## WHAT THE TASK REQUIRES
Only the number is wanted: count the lines in the data with "midValue" in them.
begin
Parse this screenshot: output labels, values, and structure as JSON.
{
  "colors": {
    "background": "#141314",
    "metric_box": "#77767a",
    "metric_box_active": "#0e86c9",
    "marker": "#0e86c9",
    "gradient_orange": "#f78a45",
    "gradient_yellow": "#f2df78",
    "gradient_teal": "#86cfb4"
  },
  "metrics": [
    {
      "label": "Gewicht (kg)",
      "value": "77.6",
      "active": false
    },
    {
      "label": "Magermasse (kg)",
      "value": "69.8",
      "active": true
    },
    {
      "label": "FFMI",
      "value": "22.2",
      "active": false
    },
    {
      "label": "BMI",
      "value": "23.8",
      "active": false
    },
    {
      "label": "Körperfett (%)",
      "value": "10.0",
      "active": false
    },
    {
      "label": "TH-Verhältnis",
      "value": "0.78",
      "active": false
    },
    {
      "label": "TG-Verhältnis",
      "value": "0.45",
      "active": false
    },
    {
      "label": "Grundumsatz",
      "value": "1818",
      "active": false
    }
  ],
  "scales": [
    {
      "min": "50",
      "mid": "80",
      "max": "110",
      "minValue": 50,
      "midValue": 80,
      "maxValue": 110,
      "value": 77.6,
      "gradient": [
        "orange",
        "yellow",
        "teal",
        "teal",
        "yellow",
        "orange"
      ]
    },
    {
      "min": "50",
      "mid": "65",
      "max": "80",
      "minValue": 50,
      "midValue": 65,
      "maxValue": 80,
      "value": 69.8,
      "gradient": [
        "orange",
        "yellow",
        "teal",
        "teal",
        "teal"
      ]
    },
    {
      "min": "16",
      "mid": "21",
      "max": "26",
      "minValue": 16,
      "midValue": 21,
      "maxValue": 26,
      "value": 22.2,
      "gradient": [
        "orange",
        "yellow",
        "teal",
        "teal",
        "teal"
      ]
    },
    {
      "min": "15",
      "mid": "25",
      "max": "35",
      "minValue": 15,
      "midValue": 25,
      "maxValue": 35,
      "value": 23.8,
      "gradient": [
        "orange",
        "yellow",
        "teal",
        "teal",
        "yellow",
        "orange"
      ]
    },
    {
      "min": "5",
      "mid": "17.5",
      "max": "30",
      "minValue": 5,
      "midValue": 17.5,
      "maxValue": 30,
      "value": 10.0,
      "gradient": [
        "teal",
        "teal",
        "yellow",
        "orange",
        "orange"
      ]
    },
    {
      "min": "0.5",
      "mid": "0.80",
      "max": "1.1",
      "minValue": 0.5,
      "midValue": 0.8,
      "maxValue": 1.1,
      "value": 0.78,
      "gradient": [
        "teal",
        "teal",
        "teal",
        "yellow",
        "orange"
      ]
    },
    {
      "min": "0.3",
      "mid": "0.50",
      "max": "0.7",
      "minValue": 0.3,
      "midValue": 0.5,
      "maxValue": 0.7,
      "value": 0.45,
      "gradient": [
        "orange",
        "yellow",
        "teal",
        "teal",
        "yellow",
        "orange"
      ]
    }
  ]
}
end
## RESPONSE
7